Exercise. Count every line below in which "switch" occurs, then give only the count.

[Saved entries]
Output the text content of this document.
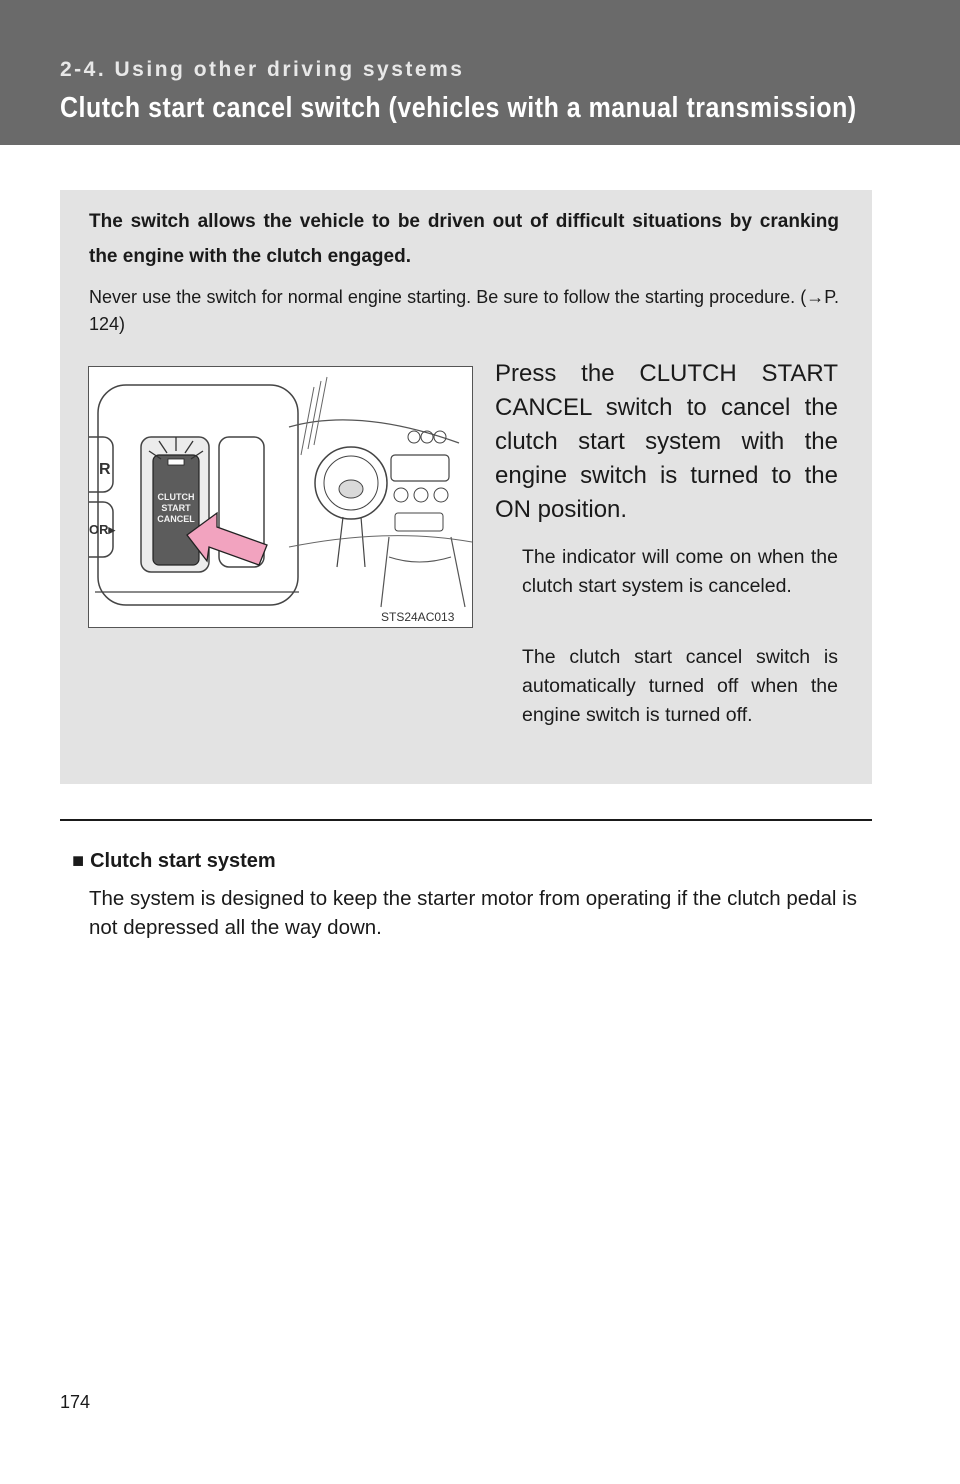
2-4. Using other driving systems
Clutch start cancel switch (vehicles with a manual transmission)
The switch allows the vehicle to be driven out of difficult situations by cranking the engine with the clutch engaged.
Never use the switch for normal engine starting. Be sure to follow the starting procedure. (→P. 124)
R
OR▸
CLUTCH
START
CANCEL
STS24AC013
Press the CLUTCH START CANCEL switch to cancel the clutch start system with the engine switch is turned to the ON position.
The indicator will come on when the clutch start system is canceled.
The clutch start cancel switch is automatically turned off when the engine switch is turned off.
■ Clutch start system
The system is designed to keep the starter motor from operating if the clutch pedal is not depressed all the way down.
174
---
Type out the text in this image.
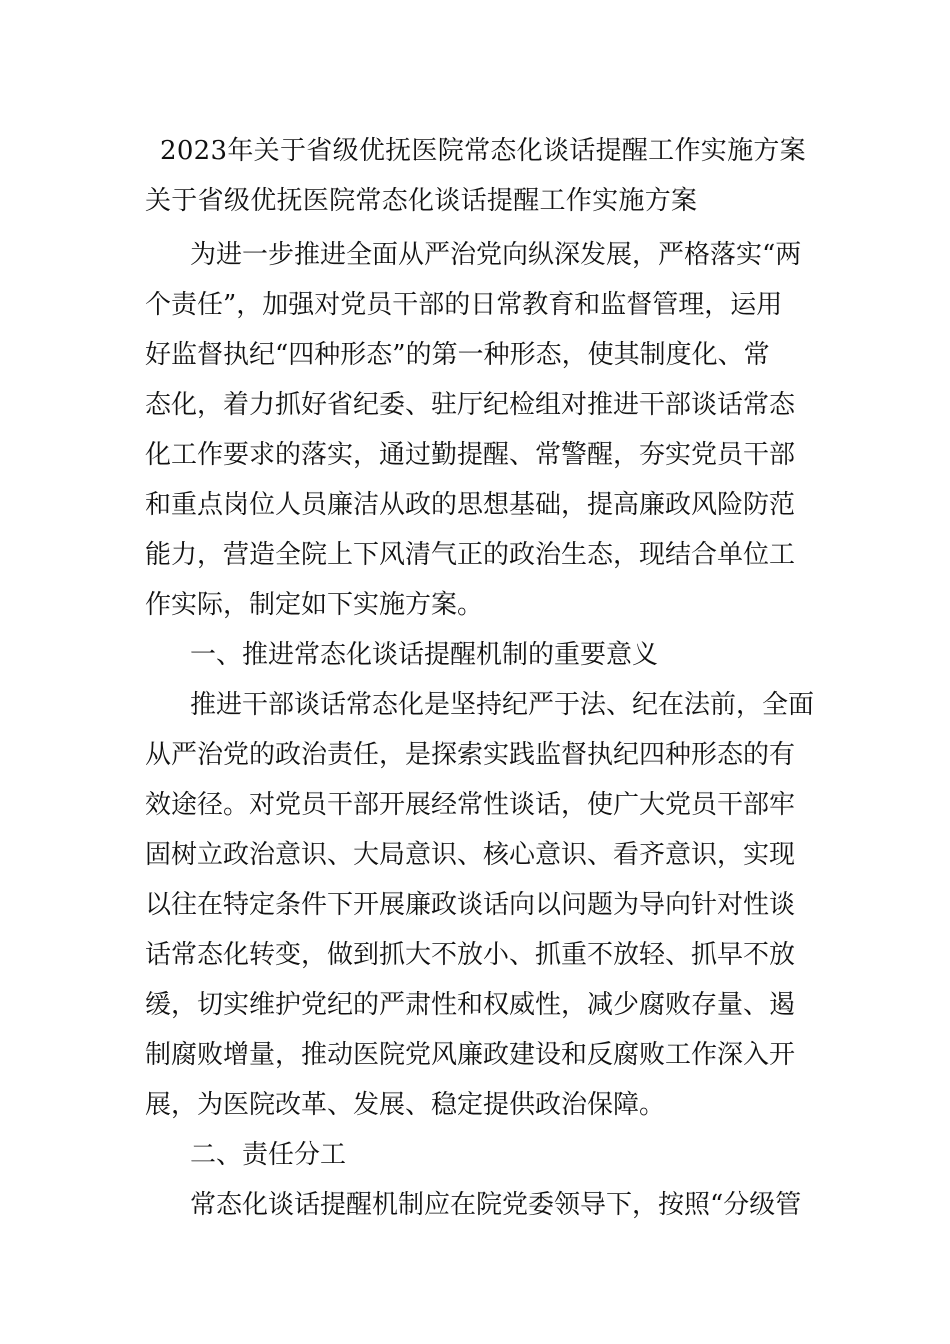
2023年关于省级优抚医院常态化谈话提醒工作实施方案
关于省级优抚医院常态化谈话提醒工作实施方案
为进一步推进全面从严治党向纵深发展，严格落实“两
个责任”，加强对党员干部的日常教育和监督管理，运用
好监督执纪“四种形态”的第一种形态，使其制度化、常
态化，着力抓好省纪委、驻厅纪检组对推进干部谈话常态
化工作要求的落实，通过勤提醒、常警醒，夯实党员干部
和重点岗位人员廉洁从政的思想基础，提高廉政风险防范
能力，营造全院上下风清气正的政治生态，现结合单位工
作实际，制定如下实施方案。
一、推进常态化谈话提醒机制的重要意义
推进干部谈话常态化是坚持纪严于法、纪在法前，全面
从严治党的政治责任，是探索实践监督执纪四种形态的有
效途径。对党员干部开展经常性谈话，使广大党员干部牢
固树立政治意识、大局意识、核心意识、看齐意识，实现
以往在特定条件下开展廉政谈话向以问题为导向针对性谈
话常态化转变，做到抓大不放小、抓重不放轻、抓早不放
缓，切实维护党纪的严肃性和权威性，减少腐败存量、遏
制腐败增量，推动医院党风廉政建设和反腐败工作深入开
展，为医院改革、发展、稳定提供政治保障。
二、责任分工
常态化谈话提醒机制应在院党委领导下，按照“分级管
--
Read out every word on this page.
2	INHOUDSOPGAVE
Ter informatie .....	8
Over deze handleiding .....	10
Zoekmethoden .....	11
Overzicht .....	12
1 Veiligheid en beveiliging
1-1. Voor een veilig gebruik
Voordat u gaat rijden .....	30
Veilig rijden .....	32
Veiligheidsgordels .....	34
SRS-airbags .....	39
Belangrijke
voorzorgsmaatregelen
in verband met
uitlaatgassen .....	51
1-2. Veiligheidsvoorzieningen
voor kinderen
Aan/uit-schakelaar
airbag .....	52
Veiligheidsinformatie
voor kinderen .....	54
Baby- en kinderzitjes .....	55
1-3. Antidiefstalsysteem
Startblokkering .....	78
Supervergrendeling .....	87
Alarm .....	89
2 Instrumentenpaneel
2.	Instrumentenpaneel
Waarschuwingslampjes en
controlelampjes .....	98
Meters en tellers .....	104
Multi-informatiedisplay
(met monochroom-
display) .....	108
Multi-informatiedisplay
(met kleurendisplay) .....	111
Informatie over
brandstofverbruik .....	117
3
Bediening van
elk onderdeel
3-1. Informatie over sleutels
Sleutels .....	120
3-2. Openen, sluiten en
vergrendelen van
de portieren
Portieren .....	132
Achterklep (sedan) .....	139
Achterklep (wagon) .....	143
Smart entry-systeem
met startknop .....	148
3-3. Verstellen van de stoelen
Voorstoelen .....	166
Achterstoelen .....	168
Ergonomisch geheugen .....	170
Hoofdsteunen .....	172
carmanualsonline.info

Correct result. 5